→ The task
Gather every line that includes the word "Council", please.

→ Listed records

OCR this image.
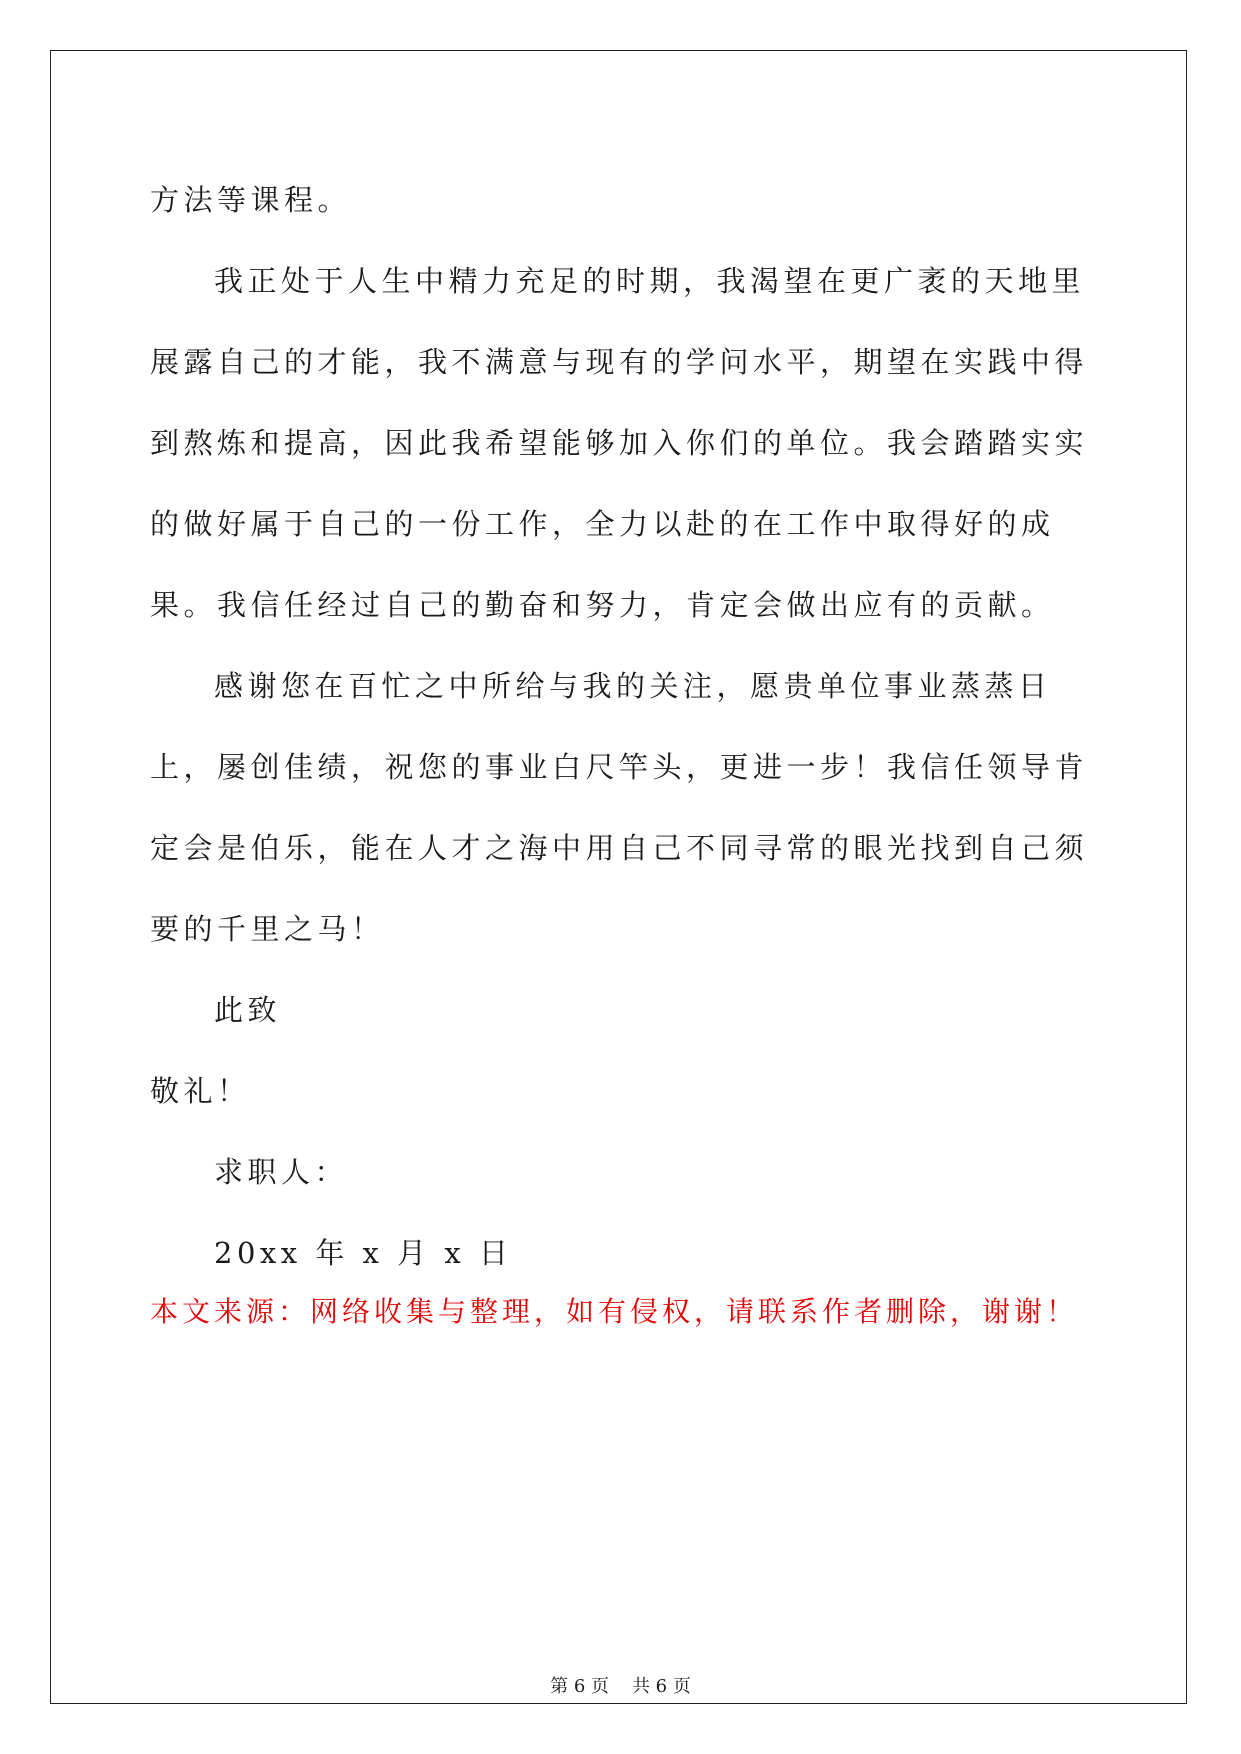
方法等课程。

我正处于人生中精力充足的时期，我渴望在更广袤的天地里展露自己的才能，我不满意与现有的学问水平，期望在实践中得到熬炼和提高，因此我希望能够加入你们的单位。我会踏踏实实的做好属于自己的一份工作，全力以赴的在工作中取得好的成果。我信任经过自己的勤奋和努力，肯定会做出应有的贡献。

感谢您在百忙之中所给与我的关注，愿贵单位事业蒸蒸日上，屡创佳绩，祝您的事业白尺竿头，更进一步！我信任领导肯定会是伯乐，能在人才之海中用自己不同寻常的眼光找到自己须要的千里之马！

此致

敬礼！

求职人：

20xx 年 x 月 x 日

本文来源：网络收集与整理，如有侵权，请联系作者删除，谢谢！
第 6 页    共 6 页
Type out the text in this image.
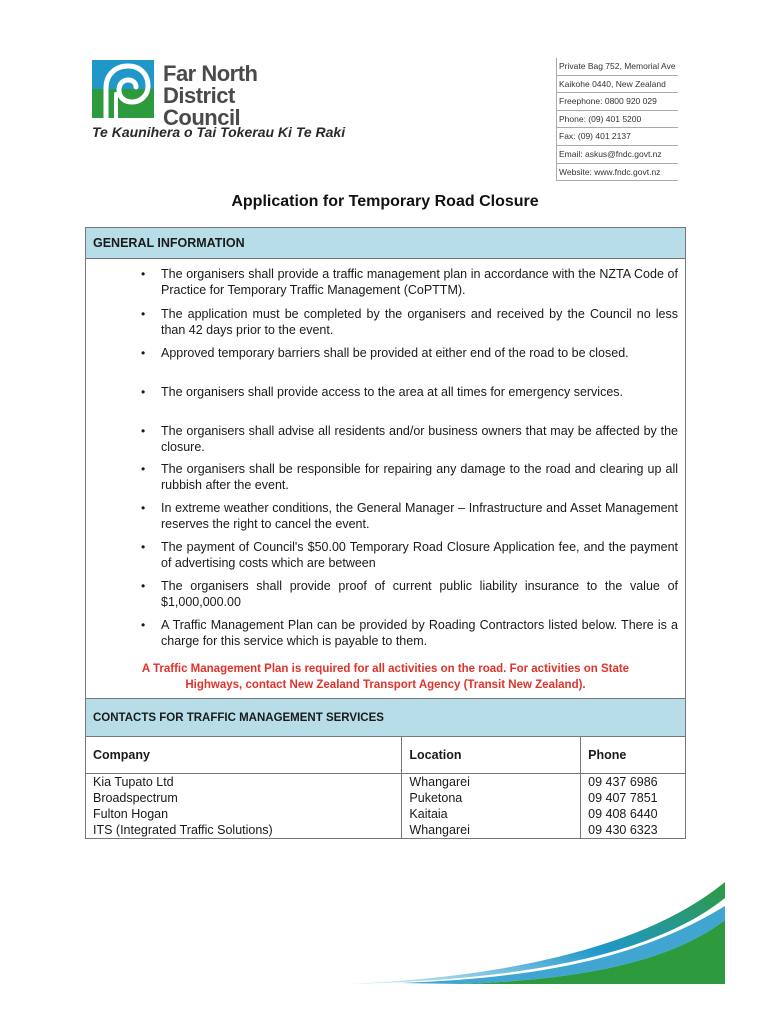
Far North
District Council
Te Kaunihera o Tai Tokerau Ki Te Raki
Private Bag 752, Memorial Ave
Kaikohe 0440, New Zealand
Freephone: 0800 920 029
Phone: (09) 401 5200
Fax: (09) 401 2137
Email: askus@fndc.govt.nz
Website: www.fndc.govt.nz
Application for Temporary Road Closure
GENERAL INFORMATION
• The organisers shall provide a traffic management plan in accordance with the NZTA Code of Practice for Temporary Traffic Management (CoPTTM).
• The application must be completed by the organisers and received by the Council no less than 42 days prior to the event.
• Approved temporary barriers shall be provided at either end of the road to be closed.
• The organisers shall provide access to the area at all times for emergency services.
• The organisers shall advise all residents and/or business owners that may be affected by the closure.
• The organisers shall be responsible for repairing any damage to the road and clearing up all rubbish after the event.
• In extreme weather conditions, the General Manager – Infrastructure and Asset Management reserves the right to cancel the event.
• The payment of Council's $50.00 Temporary Road Closure Application fee, and the payment of advertising costs which are between
• The organisers shall provide proof of current public liability insurance to the value of $1,000,000.00
• A Traffic Management Plan can be provided by Roading Contractors listed below. There is a charge for this service which is payable to them.
A Traffic Management Plan is required for all activities on the road. For activities on State
Highways, contact New Zealand Transport Agency (Transit New Zealand).
CONTACTS FOR TRAFFIC MANAGEMENT SERVICES
Company	Location	Phone
Kia Tupato Ltd	Whangarei	09 437 6986
Broadspectrum	Puketona	09 407 7851
Fulton Hogan	Kaitaia	09 408 6440
ITS (Integrated Traffic Solutions)	Whangarei	09 430 6323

→ Answer
District Council
• The application must be completed by the organisers and received by the Council no less than 42 days prior to the event.
• The payment of Council's $50.00 Temporary Road Closure Application fee, and the payment of advertising costs which are between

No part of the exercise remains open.